● STORED RECORDS:
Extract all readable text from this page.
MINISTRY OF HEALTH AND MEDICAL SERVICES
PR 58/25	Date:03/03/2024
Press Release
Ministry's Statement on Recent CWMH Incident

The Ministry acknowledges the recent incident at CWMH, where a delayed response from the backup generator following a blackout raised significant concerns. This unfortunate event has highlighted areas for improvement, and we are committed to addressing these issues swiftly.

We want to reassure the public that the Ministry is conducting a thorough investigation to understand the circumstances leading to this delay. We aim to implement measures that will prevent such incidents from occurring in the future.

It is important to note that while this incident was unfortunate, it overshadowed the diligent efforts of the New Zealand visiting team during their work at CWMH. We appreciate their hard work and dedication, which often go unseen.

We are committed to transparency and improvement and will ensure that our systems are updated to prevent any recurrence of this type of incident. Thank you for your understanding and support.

● TASK DIRECTIONS:
Your answer should be one number: how many lines in the material above contain the string "prevent".

● RESPONSE:
2